Locate all lines in the data below that hold "indywidualnym" and show them.
+++ Data for this task
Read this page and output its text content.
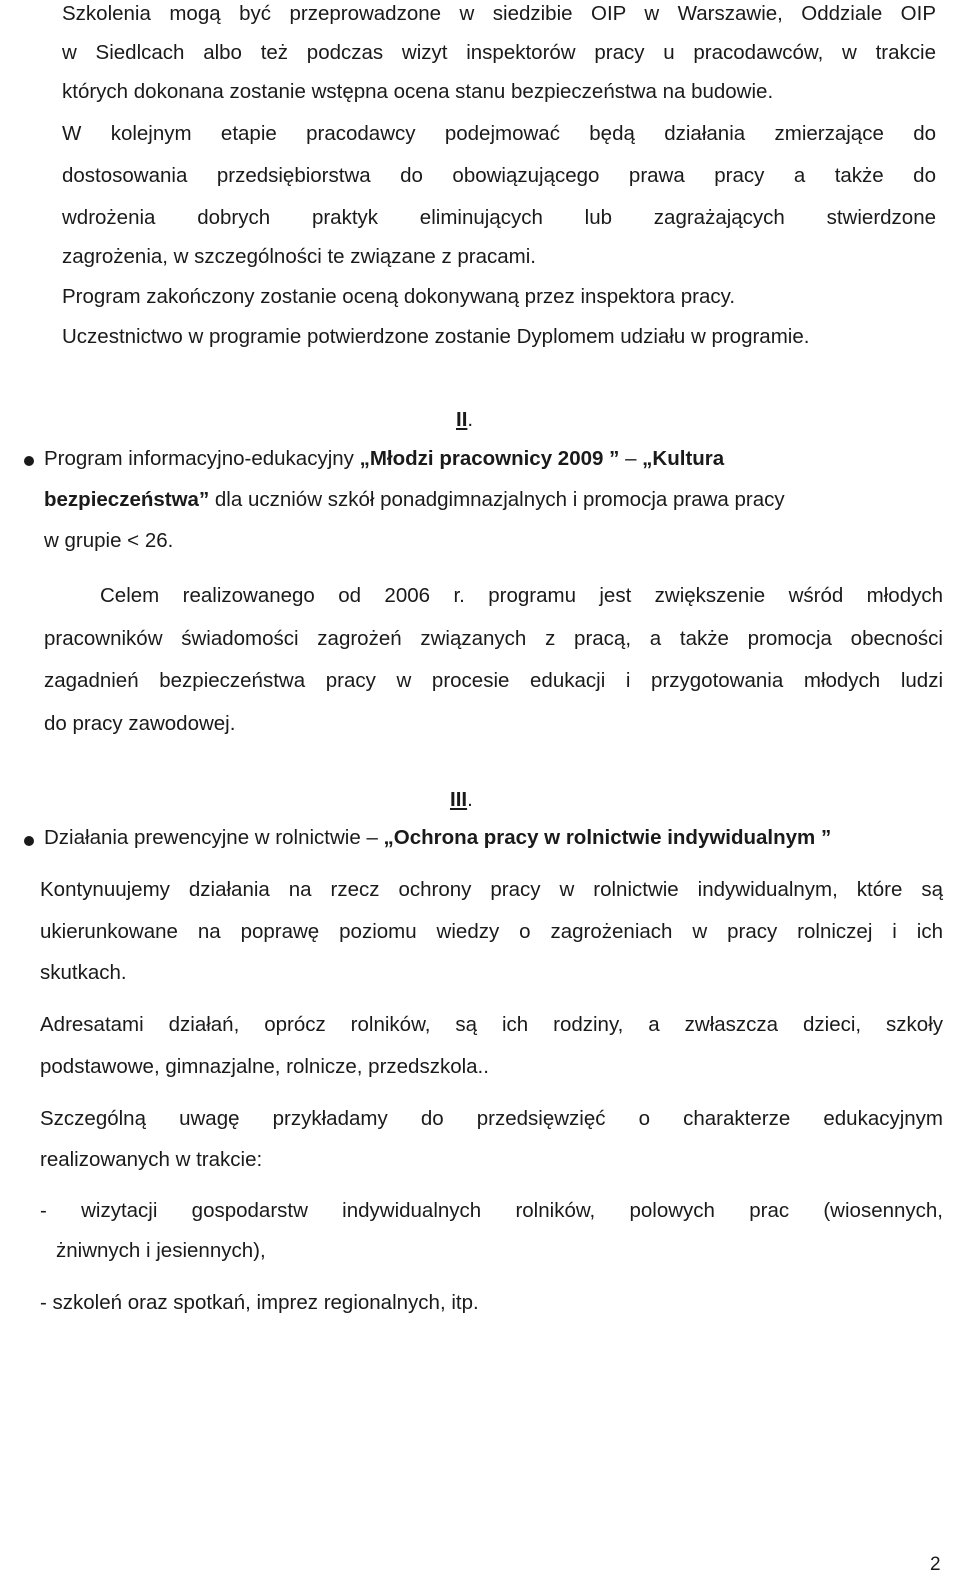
Szkolenia mogą być przeprowadzone w siedzibie OIP w Warszawie, Oddziale OIP

w Siedlcach albo też podczas wizyt inspektorów pracy u pracodawców, w trakcie

których dokonana zostanie wstępna ocena stanu bezpieczeństwa na budowie.

W kolejnym etapie pracodawcy podejmować będą działania zmierzające do

dostosowania przedsiębiorstwa do obowiązującego prawa pracy a także do

wdrożenia dobrych praktyk eliminujących lub zagrażających stwierdzone

zagrożenia, w szczególności te związane z pracami.

Program zakończony zostanie oceną dokonywaną przez inspektora pracy.

Uczestnictwo w programie potwierdzone zostanie Dyplomem udziału w programie.

II.

Program informacyjno-edukacyjny „Młodzi pracownicy 2009 ” – „Kultura

bezpieczeństwa” dla uczniów szkół ponadgimnazjalnych i promocja prawa pracy

w grupie < 26.

Celem realizowanego od 2006 r. programu jest zwiększenie wśród młodych

pracowników świadomości zagrożeń związanych z pracą, a także promocja obecności

zagadnień bezpieczeństwa pracy w procesie edukacji i przygotowania młodych ludzi

do pracy zawodowej.

III.

Działania prewencyjne w rolnictwie – „Ochrona pracy w rolnictwie indywidualnym ”

Kontynuujemy działania na rzecz ochrony pracy w rolnictwie indywidualnym, które są

ukierunkowane na poprawę poziomu wiedzy o zagrożeniach w pracy rolniczej i ich

skutkach.

Adresatami działań, oprócz rolników, są ich rodziny, a zwłaszcza dzieci, szkoły

podstawowe, gimnazjalne, rolnicze, przedszkola..

Szczególną uwagę przykładamy do przedsięwzięć o charakterze edukacyjnym

realizowanych w trakcie:

- wizytacji gospodarstw indywidualnych rolników, polowych prac (wiosennych,

żniwnych i jesiennych),

- szkoleń oraz spotkań, imprez regionalnych, itp.

2
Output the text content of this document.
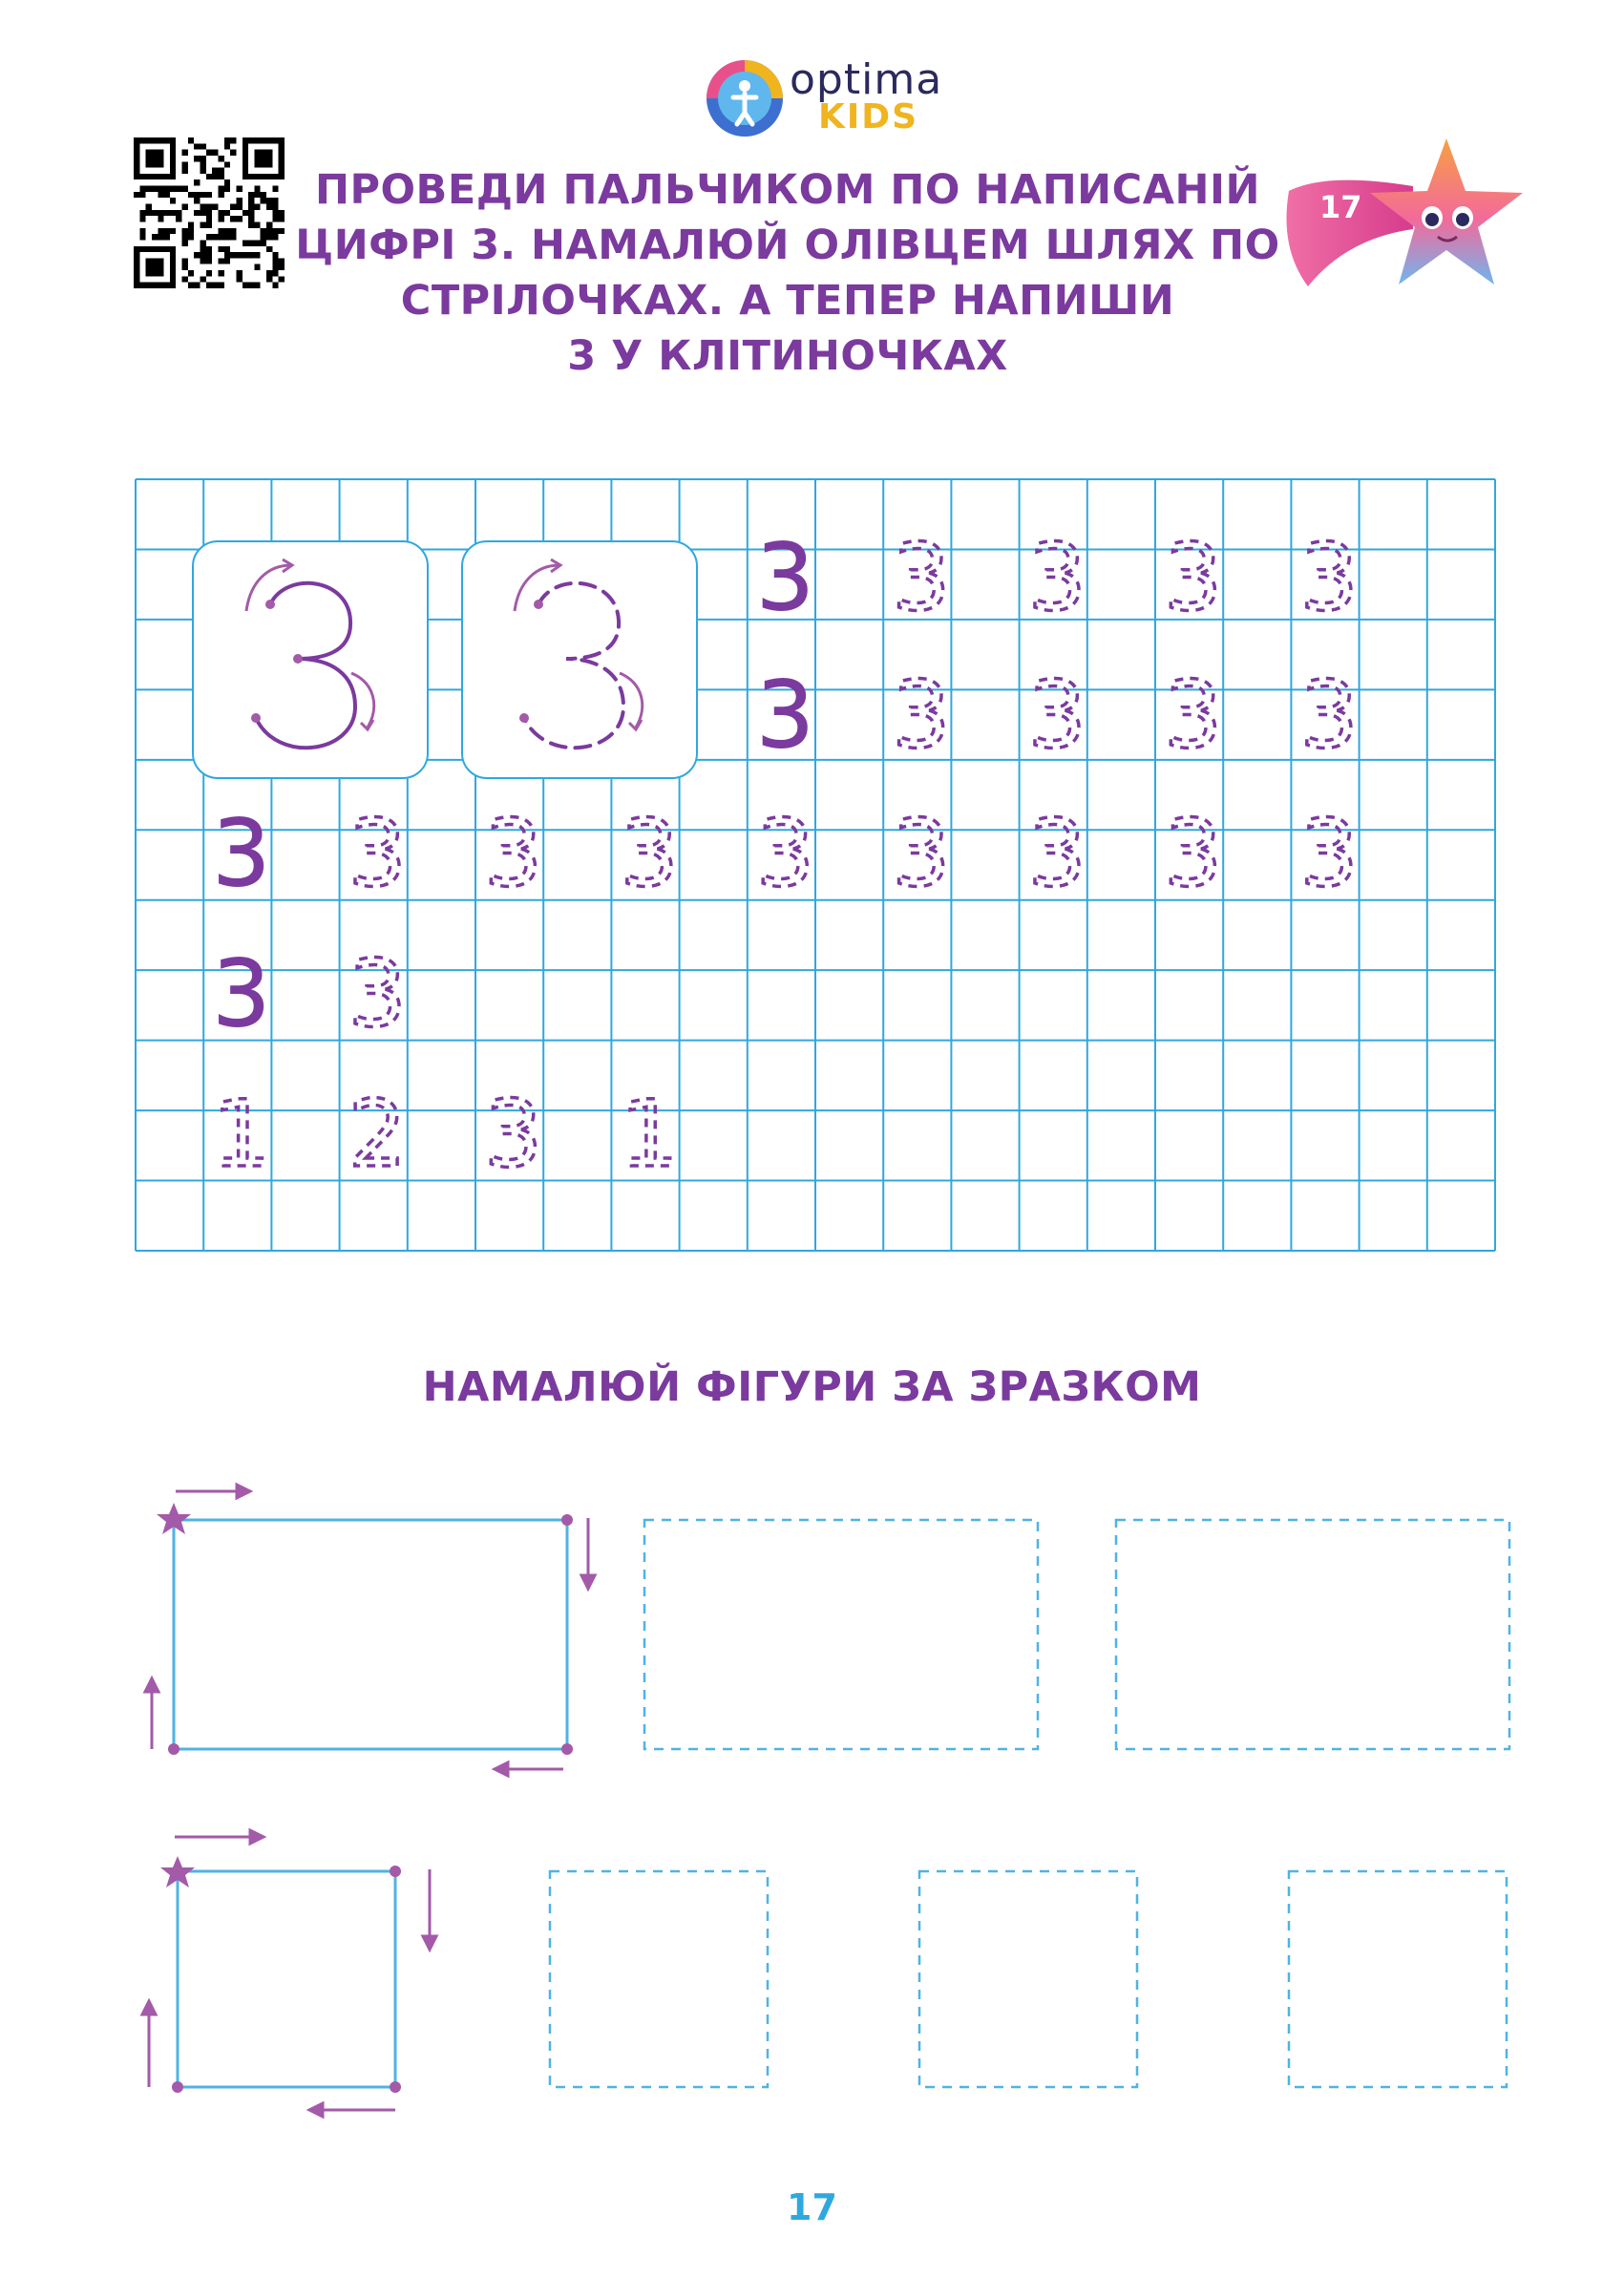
optima
KIDS
ПРОВЕДИ ПАЛЬЧИКОМ ПО НАПИСАНІЙ
ЦИФРІ 3. НАМАЛЮЙ ОЛІВЦЕМ ШЛЯХ ПО
СТРІЛОЧКАХ. А ТЕПЕР НАПИШИ
3 У КЛІТИНОЧКАХ
17
3 3 3 3 3
3 3 3 3 3
3 3 3 3 3 3 3 3 3
3 3
1 2 3 1
НАМАЛЮЙ ФІГУРИ ЗА ЗРАЗКОМ
17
++++++
> [Written response]:
Działania prewencyjne w rolnictwie – „Ochrona pracy w rolnictwie indywidualnym ”
Kontynuujemy działania na rzecz ochrony pracy w rolnictwie indywidualnym, które są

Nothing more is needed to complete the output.